**Problem details:** From the listing below, pull out the lines that hold "соответствии".

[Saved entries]
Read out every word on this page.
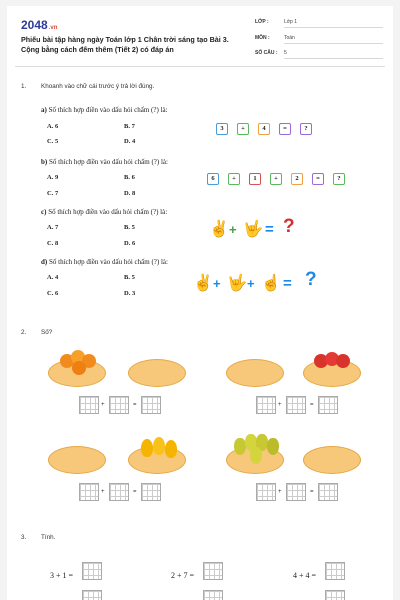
2048.vn
Phiếu bài tập hàng ngày Toán lớp 1 Chân trời sáng tạo Bài 3. Cộng bằng cách đếm thêm (Tiết 2) có đáp án
LỚP :	Lớp 1
MÔN :	Toán
SỐ CÂU : 5
1. Khoanh vào chữ cái trước ý trả lời đúng.
a) Số thích hợp điền vào dấu hỏi chấm (?) là:
A. 6	B. 7
C. 5	D. 4
3	+	4	=	?
b) Số thích hợp điền vào dấu hỏi chấm (?) là:
A. 9	B. 6
C. 7	D. 8
6	+	1	+	2	=	?
c) Số thích hợp điền vào dấu hỏi chấm (?) là:
A. 7	B. 5
C. 8	D. 6
✌ + 🤟 = ?
d) Số thích hợp điền vào dấu hỏi chấm (?) là:
A. 4	B. 5
C. 6	D. 3
✌ + 🤟 + ☝ = ?
2. Số?
+	=	+	=
+	=	+	=
3. Tính.
3 + 1 =	2 + 7 =	4 + 4 =
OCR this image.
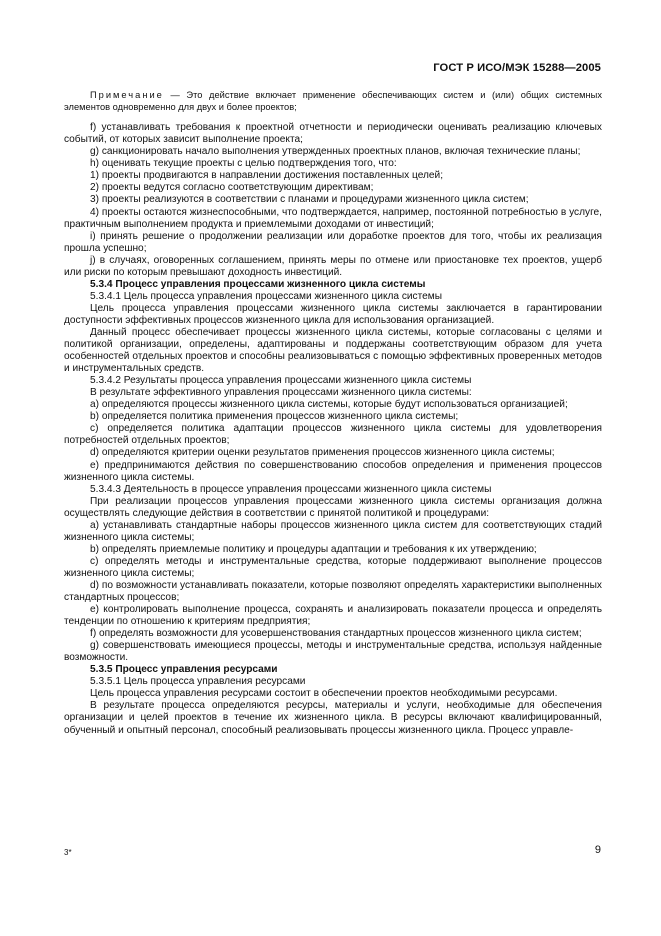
ГОСТ Р ИСО/МЭК 15288—2005

Примечание — Это действие включает применение обеспечивающих систем и (или) общих системных элементов одновременно для двух и более проектов;

f) устанавливать требования к проектной отчетности и периодически оценивать реализацию ключевых событий, от которых зависит выполнение проекта;

g) санкционировать начало выполнения утвержденных проектных планов, включая технические планы;

h) оценивать текущие проекты с целью подтверждения того, что:

1) проекты продвигаются в направлении достижения поставленных целей;

2) проекты ведутся согласно соответствующим директивам;

3) проекты реализуются в соответствии с планами и процедурами жизненного цикла систем;

4) проекты остаются жизнеспособными, что подтверждается, например, постоянной потребностью в услуге, практичным выполнением продукта и приемлемыми доходами от инвестиций;

i) принять решение о продолжении реализации или доработке проектов для того, чтобы их реализация прошла успешно;

j) в случаях, оговоренных соглашением, принять меры по отмене или приостановке тех проектов, ущерб или риски по которым превышают доходность инвестиций.

5.3.4 Процесс управления процессами жизненного цикла системы

5.3.4.1 Цель процесса управления процессами жизненного цикла системы

Цель процесса управления процессами жизненного цикла системы заключается в гарантировании доступности эффективных процессов жизненного цикла для использования организацией.

Данный процесс обеспечивает процессы жизненного цикла системы, которые согласованы с целями и политикой организации, определены, адаптированы и поддержаны соответствующим образом для учета особенностей отдельных проектов и способны реализовываться с помощью эффективных проверенных методов и инструментальных средств.

5.3.4.2 Результаты процесса управления процессами жизненного цикла системы

В результате эффективного управления процессами жизненного цикла системы:

a) определяются процессы жизненного цикла системы, которые будут использоваться организацией;

b) определяется политика применения процессов жизненного цикла системы;

c) определяется политика адаптации процессов жизненного цикла системы для удовлетворения потребностей отдельных проектов;

d) определяются критерии оценки результатов применения процессов жизненного цикла системы;

e) предпринимаются действия по совершенствованию способов определения и применения процессов жизненного цикла системы.

5.3.4.3 Деятельность в процессе управления процессами жизненного цикла системы

При реализации процессов управления процессами жизненного цикла системы организация должна осуществлять следующие действия в соответствии с принятой политикой и процедурами:

a) устанавливать стандартные наборы процессов жизненного цикла систем для соответствующих стадий жизненного цикла системы;

b) определять приемлемые политику и процедуры адаптации и требования к их утверждению;

c) определять методы и инструментальные средства, которые поддерживают выполнение процессов жизненного цикла системы;

d) по возможности устанавливать показатели, которые позволяют определять характеристики выполненных стандартных процессов;

e) контролировать выполнение процесса, сохранять и анализировать показатели процесса и определять тенденции по отношению к критериям предприятия;

f) определять возможности для усовершенствования стандартных процессов жизненного цикла систем;

g) совершенствовать имеющиеся процессы, методы и инструментальные средства, используя найденные возможности.

5.3.5 Процесс управления ресурсами

5.3.5.1 Цель процесса управления ресурсами

Цель процесса управления ресурсами состоит в обеспечении проектов необходимыми ресурсами.

В результате процесса определяются ресурсы, материалы и услуги, необходимые для обеспечения организации и целей проектов в течение их жизненного цикла. В ресурсы включают квалифицированный, обученный и опытный персонал, способный реализовывать процессы жизненного цикла. Процесс управле-

3*	9
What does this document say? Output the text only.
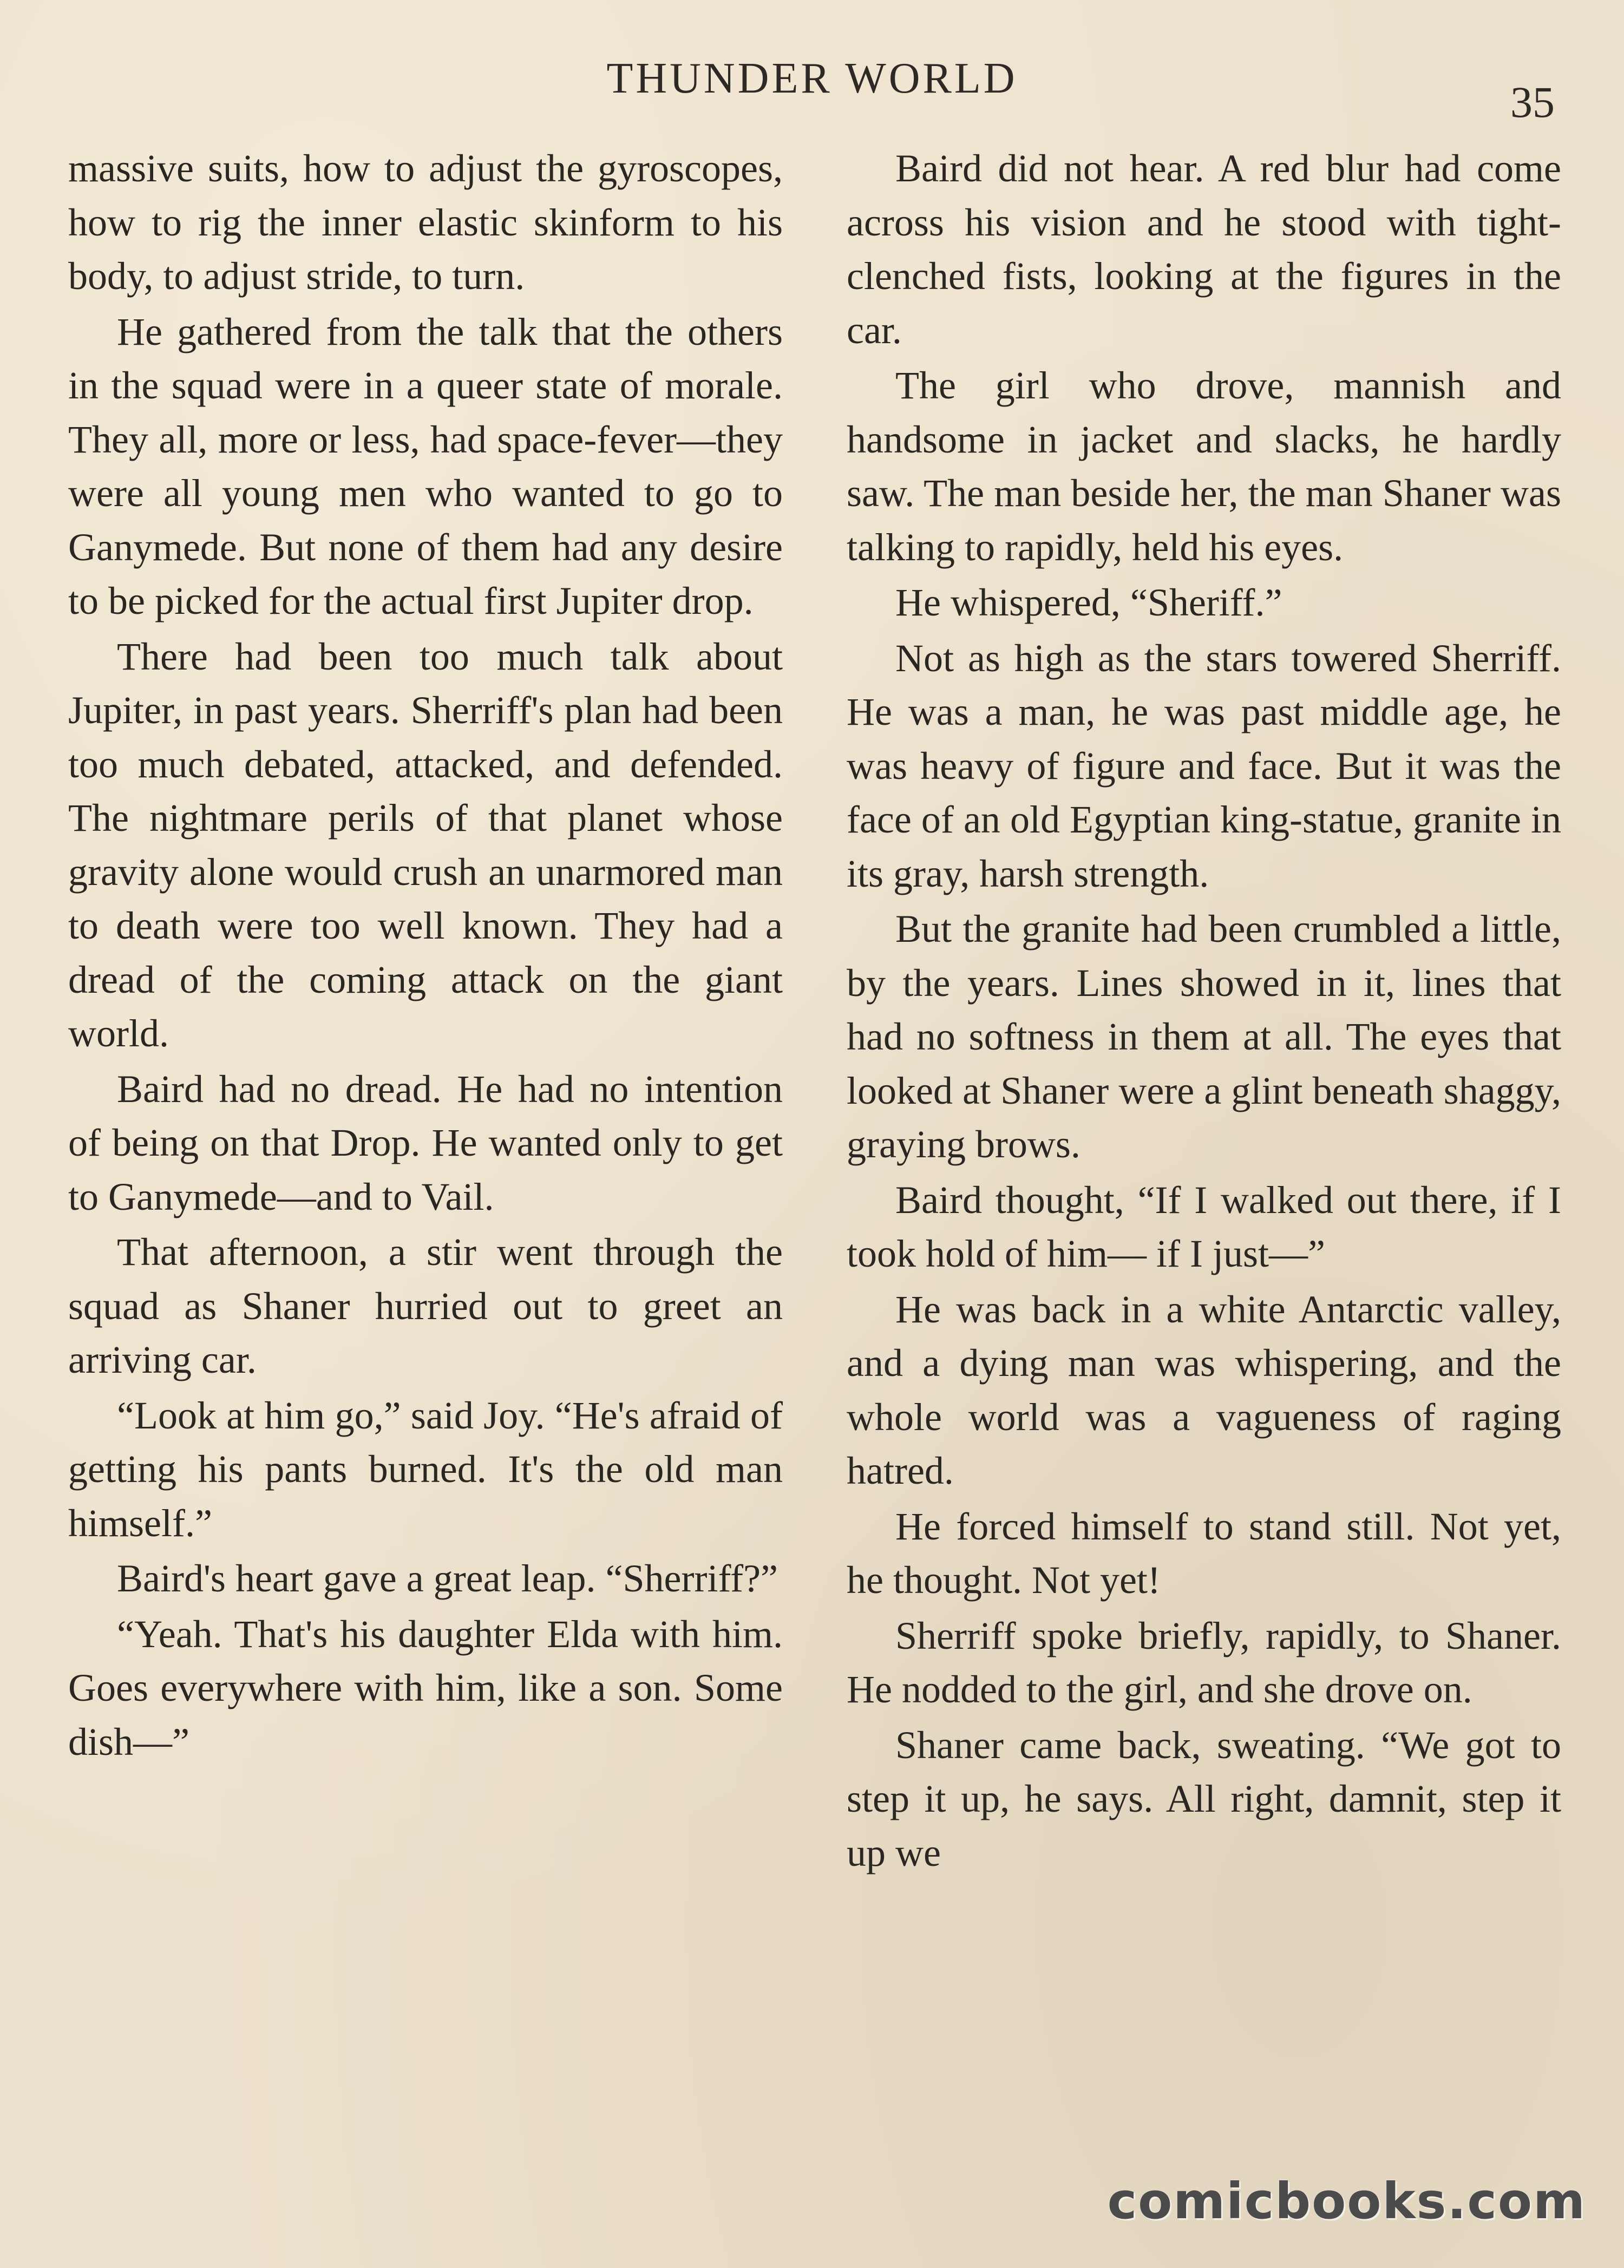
THUNDER WORLD	35

massive suits, how to adjust the gyroscopes, how to rig the inner elastic skinform to his body, to adjust stride, to turn.

He gathered from the talk that the others in the squad were in a queer state of morale. They all, more or less, had space-fever—they were all young men who wanted to go to Ganymede. But none of them had any desire to be picked for the actual first Jupiter drop.

There had been too much talk about Jupiter, in past years. Sherriff's plan had been too much debated, attacked, and defended. The nightmare perils of that planet whose gravity alone would crush an unarmored man to death were too well known. They had a dread of the coming attack on the giant world.

Baird had no dread. He had no intention of being on that Drop. He wanted only to get to Ganymede—and to Vail.

That afternoon, a stir went through the squad as Shaner hurried out to greet an arriving car.

“Look at him go,” said Joy. “He's afraid of getting his pants burned. It's the old man himself.”

Baird's heart gave a great leap. “Sherriff?”

“Yeah. That's his daughter Elda with him. Goes everywhere with him, like a son. Some dish—”

Baird did not hear. A red blur had come across his vision and he stood with tight-clenched fists, looking at the figures in the car.

The girl who drove, mannish and handsome in jacket and slacks, he hardly saw. The man beside her, the man Shaner was talking to rapidly, held his eyes.

He whispered, “Sheriff.”

Not as high as the stars towered Sherriff. He was a man, he was past middle age, he was heavy of figure and face. But it was the face of an old Egyptian king-statue, granite in its gray, harsh strength.

But the granite had been crumbled a little, by the years. Lines showed in it, lines that had no softness in them at all. The eyes that looked at Shaner were a glint beneath shaggy, graying brows.

Baird thought, “If I walked out there, if I took hold of him— if I just—”

He was back in a white Antarctic valley, and a dying man was whispering, and the whole world was a vagueness of raging hatred.

He forced himself to stand still. Not yet, he thought. Not yet!

Sherriff spoke briefly, rapidly, to Shaner. He nodded to the girl, and she drove on.

Shaner came back, sweating. “We got to step it up, he says. All right, damnit, step it up we

comicbooks.com
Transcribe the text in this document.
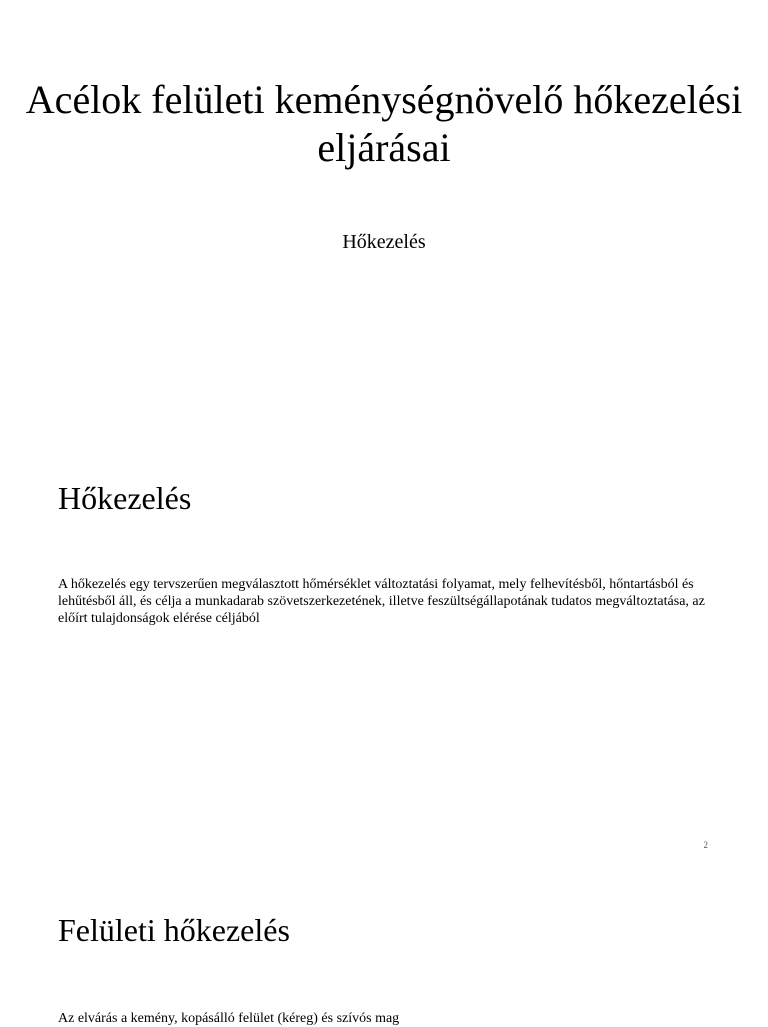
Acélok felületi keménységnövelő hőkezelési eljárásai

Hőkezelés

Hőkezelés

A hőkezelés egy tervszerűen megválasztott hőmérséklet változtatási folyamat, mely felhevítésből, hőntartásból és lehűtésből áll, és célja a munkadarab szövetszerkezetének, illetve feszültségállapotának tudatos megváltoztatása, az előírt tulajdonságok elérése céljából

2
Felületi hőkezelés

Az elvárás a kemény, kopásálló felület (kéreg) és szívós mag
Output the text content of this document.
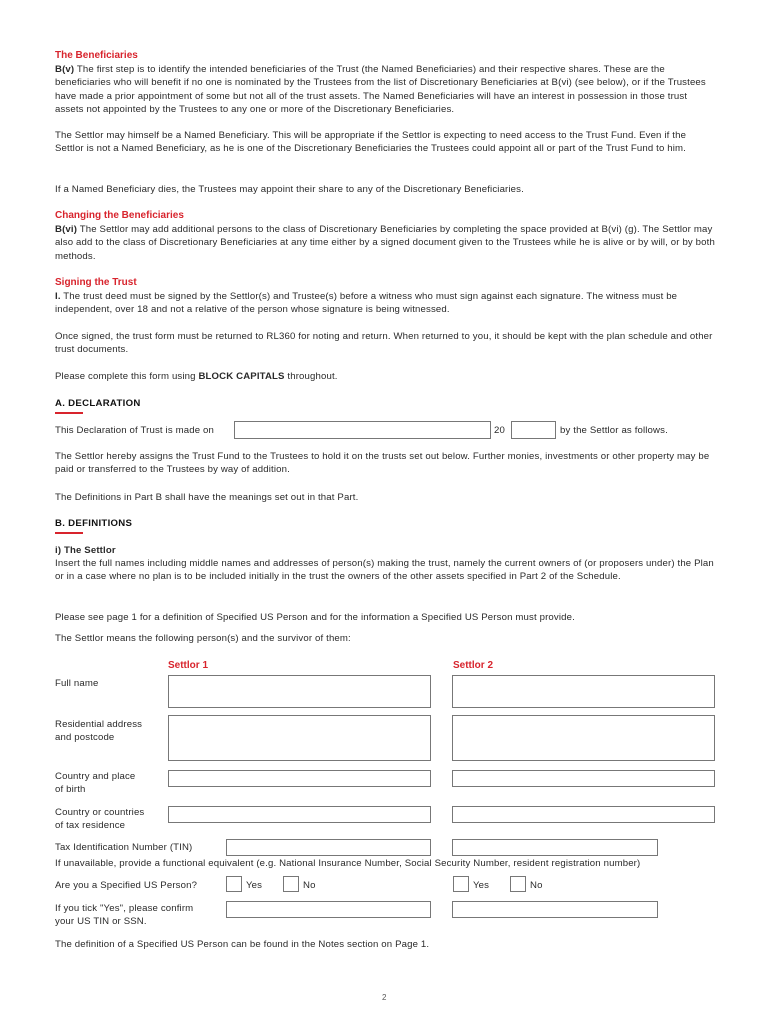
The Beneficiaries
B(v) The first step is to identify the intended beneficiaries of the Trust (the Named Beneficiaries) and their respective shares. These are the beneficiaries who will benefit if no one is nominated by the Trustees from the list of Discretionary Beneficiaries at B(vi) (see below), or if the Trustees have made a prior appointment of some but not all of the trust assets. The Named Beneficiaries will have an interest in possession in those trust assets not appointed by the Trustees to any one or more of the Discretionary Beneficiaries.
The Settlor may himself be a Named Beneficiary. This will be appropriate if the Settlor is expecting to need access to the Trust Fund. Even if the Settlor is not a Named Beneficiary, as he is one of the Discretionary Beneficiaries the Trustees could appoint all or part of the Trust Fund to him.
If a Named Beneficiary dies, the Trustees may appoint their share to any of the Discretionary Beneficiaries.
Changing the Beneficiaries
B(vi) The Settlor may add additional persons to the class of Discretionary Beneficiaries by completing the space provided at B(vi) (g). The Settlor may also add to the class of Discretionary Beneficiaries at any time either by a signed document given to the Trustees while he is alive or by will, or by both methods.
Signing the Trust
I. The trust deed must be signed by the Settlor(s) and Trustee(s) before a witness who must sign against each signature. The witness must be independent, over 18 and not a relative of the person whose signature is being witnessed.
Once signed, the trust form must be returned to RL360 for noting and return. When returned to you, it should be kept with the plan schedule and other trust documents.
Please complete this form using BLOCK CAPITALS throughout.
A. DECLARATION
This Declaration of Trust is made on	20	by the Settlor as follows.
The Settlor hereby assigns the Trust Fund to the Trustees to hold it on the trusts set out below. Further monies, investments or other property may be paid or transferred to the Trustees by way of addition.
The Definitions in Part B shall have the meanings set out in that Part.
B. DEFINITIONS
i) The Settlor
Insert the full names including middle names and addresses of person(s) making the trust, namely the current owners of (or proposers under) the Plan or in a case where no plan is to be included initially in the trust the owners of the other assets specified in Part 2 of the Schedule.
Please see page 1 for a definition of Specified US Person and for the information a Specified US Person must provide.
The Settlor means the following person(s) and the survivor of them:
Settlor 1	Settlor 2
Full name
Residential address
and postcode
Country and place
of birth
Country or countries
of tax residence
Tax Identification Number (TIN)
If unavailable, provide a functional equivalent (e.g. National Insurance Number, Social Security Number, resident registration number)
Are you a Specified US Person?	Yes	No	Yes	No
If you tick "Yes", please confirm
your US TIN or SSN.
The definition of a Specified US Person can be found in the Notes section on Page 1.
2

**Exercise output:**
3) проекты реализуются в соответствии с планами и процедурами жизненного цикла систем;
При реализации процессов управления процессами жизненного цикла системы организация должна осуществлять следующие действия в соответствии с принятой политикой и процедурами:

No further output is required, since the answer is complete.